These are parents of kids that are facing serious, life altering, life shortening problems. These children have chronic illnesses like asthma, diabetes, cancer, or Celiac disease. They have a in depth everyday, every hour of the day knowledge of special needs. Often their entire life is wrapped up in care of their child. They are the most removed group of parents. They don’t have the energy to put into outside relationships, and friendships.
When your entire life schedule is based around chemo and recovery from it’s side effects. You are restricted by mobility issues. Diabetes sugar checking and care is second nature.
You have more specialist cell numbers on your phone, then friends. You know where to get the best magazines in your local hospital waiting room. When you walk through the grocery store you stop and chat with the EMT that comes to your home more then your parents.

▬▬▬▬▬▬

Write the next part of the text on parents caring for chronically ill children, starting right after its final sentence.

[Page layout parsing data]
▬▬▬▬▬▬

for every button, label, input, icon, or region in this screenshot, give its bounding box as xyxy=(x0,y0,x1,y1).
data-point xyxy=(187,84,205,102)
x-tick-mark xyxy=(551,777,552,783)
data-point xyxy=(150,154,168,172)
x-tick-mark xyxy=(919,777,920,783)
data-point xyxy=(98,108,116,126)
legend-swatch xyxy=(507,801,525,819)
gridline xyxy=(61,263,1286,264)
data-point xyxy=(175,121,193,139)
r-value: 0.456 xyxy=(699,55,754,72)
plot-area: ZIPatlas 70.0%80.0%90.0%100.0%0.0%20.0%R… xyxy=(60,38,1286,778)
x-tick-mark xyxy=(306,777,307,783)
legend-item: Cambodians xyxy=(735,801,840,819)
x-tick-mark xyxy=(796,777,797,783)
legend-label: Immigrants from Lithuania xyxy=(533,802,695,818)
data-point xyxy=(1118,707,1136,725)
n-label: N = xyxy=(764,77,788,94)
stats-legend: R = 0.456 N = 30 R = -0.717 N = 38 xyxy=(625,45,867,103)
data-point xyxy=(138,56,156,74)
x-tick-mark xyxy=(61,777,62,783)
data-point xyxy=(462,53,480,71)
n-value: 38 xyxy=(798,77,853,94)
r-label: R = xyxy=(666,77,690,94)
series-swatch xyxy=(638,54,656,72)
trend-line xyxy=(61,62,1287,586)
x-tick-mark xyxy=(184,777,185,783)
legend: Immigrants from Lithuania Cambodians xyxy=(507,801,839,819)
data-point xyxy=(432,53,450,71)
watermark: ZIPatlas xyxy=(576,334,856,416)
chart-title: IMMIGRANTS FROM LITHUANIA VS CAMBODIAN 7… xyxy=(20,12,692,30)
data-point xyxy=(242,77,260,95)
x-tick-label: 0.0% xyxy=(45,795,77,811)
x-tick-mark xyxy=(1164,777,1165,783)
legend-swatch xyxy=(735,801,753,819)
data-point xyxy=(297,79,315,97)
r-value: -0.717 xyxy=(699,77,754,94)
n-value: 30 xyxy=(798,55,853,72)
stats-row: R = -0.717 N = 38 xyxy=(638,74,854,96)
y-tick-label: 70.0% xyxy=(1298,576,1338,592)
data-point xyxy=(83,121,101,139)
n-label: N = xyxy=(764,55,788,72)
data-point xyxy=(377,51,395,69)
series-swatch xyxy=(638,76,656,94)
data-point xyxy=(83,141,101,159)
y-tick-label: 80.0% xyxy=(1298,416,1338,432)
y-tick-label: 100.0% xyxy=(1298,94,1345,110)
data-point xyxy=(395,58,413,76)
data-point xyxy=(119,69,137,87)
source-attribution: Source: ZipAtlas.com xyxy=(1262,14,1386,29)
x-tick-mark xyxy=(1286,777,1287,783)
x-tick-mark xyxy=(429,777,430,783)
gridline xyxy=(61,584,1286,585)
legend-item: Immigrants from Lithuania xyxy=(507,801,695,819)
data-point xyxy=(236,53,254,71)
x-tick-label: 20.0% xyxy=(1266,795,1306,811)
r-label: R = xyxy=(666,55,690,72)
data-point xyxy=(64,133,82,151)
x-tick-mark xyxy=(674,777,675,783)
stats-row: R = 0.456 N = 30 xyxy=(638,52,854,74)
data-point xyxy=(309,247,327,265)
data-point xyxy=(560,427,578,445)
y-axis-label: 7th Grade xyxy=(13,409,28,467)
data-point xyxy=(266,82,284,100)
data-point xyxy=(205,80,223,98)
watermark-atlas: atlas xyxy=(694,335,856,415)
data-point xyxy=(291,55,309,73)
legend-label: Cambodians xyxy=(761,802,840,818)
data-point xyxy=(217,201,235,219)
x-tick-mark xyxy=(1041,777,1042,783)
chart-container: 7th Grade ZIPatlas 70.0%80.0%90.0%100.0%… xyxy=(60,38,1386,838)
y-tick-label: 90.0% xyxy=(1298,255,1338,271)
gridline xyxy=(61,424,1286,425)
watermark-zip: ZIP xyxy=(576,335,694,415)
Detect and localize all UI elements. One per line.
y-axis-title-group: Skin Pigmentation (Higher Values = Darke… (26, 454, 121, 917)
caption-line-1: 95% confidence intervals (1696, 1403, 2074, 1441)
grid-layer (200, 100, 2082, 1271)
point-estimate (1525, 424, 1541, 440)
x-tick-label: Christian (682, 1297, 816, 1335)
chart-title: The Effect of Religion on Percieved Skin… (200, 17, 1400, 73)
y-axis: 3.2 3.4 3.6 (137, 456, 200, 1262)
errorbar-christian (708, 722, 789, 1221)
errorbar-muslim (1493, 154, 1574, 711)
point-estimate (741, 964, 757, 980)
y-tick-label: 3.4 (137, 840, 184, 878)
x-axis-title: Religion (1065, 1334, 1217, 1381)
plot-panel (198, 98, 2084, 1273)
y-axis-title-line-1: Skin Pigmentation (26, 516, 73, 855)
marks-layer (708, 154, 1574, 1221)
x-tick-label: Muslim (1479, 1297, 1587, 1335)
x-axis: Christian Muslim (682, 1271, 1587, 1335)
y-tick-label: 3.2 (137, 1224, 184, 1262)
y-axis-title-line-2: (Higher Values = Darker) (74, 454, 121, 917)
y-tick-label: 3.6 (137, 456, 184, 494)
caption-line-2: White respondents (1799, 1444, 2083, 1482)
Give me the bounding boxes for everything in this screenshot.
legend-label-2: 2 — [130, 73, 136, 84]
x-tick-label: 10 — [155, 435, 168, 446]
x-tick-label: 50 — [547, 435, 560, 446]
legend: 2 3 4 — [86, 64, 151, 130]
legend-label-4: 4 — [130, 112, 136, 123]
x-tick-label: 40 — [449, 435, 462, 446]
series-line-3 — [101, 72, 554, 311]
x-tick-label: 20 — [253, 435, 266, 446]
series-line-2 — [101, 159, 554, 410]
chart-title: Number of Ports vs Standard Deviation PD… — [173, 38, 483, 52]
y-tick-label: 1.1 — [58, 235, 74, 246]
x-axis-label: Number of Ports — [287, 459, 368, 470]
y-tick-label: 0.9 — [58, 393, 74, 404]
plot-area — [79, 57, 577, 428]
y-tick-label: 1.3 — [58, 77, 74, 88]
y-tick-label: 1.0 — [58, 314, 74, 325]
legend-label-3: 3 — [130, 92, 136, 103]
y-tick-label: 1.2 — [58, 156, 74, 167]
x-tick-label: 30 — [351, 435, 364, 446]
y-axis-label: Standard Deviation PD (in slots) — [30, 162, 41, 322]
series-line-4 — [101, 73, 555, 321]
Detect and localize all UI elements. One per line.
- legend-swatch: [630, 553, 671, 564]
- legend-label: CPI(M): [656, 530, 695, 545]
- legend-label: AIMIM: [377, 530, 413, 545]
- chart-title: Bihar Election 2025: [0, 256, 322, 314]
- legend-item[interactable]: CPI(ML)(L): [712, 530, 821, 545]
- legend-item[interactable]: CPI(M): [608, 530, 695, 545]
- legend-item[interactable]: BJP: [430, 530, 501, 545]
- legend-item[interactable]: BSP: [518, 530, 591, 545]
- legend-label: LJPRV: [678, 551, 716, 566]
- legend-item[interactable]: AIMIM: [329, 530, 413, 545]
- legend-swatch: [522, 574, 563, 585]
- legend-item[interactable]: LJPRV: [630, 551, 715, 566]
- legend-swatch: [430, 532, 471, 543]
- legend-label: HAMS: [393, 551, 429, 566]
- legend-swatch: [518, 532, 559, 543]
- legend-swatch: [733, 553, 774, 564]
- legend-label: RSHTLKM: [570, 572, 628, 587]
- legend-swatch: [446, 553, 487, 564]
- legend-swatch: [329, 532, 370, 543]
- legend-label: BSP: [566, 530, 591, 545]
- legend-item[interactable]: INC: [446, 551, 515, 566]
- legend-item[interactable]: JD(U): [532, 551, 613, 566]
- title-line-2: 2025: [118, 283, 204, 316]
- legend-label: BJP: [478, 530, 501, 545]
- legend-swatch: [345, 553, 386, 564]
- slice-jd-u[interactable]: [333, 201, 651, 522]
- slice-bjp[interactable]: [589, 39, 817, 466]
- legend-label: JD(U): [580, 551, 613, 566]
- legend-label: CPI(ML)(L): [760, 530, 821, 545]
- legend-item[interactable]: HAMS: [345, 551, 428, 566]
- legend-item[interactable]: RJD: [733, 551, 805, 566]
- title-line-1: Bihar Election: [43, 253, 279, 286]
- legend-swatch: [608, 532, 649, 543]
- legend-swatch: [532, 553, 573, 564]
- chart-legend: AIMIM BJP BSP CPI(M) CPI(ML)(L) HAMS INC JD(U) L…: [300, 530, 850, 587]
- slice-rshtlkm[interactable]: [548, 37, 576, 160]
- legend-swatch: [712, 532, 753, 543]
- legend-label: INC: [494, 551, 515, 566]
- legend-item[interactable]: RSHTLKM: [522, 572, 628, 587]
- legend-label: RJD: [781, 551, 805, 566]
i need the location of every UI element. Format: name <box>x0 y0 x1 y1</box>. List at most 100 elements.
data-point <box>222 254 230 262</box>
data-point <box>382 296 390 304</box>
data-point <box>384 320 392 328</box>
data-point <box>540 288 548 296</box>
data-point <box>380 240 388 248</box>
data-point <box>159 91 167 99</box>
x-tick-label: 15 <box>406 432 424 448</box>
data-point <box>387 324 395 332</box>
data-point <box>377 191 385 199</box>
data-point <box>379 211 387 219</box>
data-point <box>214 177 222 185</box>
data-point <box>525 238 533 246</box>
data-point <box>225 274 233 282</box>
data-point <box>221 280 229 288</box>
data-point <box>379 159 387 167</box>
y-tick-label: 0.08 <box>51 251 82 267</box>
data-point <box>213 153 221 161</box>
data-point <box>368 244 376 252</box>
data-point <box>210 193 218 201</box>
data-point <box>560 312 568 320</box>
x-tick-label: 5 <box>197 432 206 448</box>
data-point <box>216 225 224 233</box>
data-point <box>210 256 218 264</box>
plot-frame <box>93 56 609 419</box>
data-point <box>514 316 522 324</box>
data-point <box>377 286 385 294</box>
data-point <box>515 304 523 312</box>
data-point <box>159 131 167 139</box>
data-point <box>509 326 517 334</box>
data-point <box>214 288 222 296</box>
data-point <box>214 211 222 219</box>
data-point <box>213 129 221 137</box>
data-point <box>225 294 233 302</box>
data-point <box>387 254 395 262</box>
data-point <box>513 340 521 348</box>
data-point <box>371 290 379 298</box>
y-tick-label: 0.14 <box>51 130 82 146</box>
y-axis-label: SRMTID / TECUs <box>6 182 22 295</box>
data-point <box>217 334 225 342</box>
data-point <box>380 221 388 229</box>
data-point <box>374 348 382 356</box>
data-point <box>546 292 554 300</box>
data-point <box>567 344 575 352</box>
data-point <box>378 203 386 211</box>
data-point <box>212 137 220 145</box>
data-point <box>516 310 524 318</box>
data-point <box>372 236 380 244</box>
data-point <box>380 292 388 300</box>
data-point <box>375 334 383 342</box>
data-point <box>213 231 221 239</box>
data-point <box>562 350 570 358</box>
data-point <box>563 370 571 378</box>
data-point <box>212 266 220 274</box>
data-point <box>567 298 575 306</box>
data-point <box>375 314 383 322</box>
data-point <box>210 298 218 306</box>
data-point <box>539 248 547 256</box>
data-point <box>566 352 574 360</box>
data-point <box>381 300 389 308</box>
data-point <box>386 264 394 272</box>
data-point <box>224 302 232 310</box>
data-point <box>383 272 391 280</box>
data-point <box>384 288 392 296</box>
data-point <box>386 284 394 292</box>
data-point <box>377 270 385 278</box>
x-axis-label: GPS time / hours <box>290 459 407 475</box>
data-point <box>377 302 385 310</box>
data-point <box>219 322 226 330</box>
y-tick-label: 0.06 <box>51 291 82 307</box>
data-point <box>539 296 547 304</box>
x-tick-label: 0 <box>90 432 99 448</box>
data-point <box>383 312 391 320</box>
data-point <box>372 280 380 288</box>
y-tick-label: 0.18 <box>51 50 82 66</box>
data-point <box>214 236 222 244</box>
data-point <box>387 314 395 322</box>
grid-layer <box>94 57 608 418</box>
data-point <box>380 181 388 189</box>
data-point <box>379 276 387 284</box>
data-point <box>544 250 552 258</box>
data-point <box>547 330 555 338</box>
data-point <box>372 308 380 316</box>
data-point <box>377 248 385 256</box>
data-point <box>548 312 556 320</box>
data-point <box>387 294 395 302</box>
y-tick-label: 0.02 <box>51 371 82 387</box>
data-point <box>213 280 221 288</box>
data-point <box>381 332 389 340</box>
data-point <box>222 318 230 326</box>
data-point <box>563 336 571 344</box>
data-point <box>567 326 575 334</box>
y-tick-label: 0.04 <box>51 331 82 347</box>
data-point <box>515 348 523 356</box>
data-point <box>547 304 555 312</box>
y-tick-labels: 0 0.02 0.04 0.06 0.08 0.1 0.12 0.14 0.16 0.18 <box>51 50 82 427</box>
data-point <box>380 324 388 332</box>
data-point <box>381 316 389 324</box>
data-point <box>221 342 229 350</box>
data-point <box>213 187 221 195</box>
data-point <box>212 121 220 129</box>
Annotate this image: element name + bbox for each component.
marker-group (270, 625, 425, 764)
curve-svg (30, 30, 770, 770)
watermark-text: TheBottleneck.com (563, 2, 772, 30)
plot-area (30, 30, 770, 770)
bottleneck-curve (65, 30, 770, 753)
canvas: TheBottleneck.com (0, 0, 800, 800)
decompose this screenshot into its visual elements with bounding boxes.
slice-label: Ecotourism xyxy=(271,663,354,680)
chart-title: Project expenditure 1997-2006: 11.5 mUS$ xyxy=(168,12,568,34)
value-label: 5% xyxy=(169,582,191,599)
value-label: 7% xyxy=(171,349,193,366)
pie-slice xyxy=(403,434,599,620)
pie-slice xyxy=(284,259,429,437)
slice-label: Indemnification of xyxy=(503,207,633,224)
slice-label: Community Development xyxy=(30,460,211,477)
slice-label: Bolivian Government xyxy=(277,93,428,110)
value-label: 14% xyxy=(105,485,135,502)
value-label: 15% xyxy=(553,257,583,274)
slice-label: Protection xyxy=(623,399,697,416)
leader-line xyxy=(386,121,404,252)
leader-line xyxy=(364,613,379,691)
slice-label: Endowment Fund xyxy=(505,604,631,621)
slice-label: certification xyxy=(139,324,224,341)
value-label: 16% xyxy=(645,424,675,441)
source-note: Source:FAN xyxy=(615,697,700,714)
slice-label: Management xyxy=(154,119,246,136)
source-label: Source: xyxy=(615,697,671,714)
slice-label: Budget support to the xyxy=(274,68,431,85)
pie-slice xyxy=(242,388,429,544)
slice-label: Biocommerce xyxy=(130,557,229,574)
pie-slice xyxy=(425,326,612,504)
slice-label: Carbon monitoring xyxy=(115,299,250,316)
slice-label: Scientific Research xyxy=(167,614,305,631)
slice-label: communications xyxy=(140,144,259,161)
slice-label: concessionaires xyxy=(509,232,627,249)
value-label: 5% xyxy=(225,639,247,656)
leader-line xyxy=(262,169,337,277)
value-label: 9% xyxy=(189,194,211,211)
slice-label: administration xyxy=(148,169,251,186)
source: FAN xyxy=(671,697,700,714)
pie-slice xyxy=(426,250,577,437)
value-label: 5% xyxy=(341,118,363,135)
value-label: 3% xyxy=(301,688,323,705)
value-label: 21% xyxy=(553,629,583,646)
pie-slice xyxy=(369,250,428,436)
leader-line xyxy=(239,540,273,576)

▬▬▬▬▬▬

_Output of the exercise_
Many dollop pity on these families for some of these issues. No, thank you. I appreciate your caring and help, especially when stretched thin. This group can be so disconnected because others make assumptions about what they can handle or their time available. Don’t assume we can’t or don’t want to help with a church project like Operation Christmas Child. Maybe that is mom’s way to get out of the house and do something good for the world.
This is also the group that will keep a smile plastered on their face and say everything is good when it isn’t. I understand the urge to keep things quiet, but how can you hope to get some help if you don’t ask? Just like others should not assume things about your time you should not assume things about whether or not friends and family will help.
The Haters: This is a very slim section of people out there but there are haters. Those that just absolutely do not like to even talk about baseball. They think it’s a waste of time and energy.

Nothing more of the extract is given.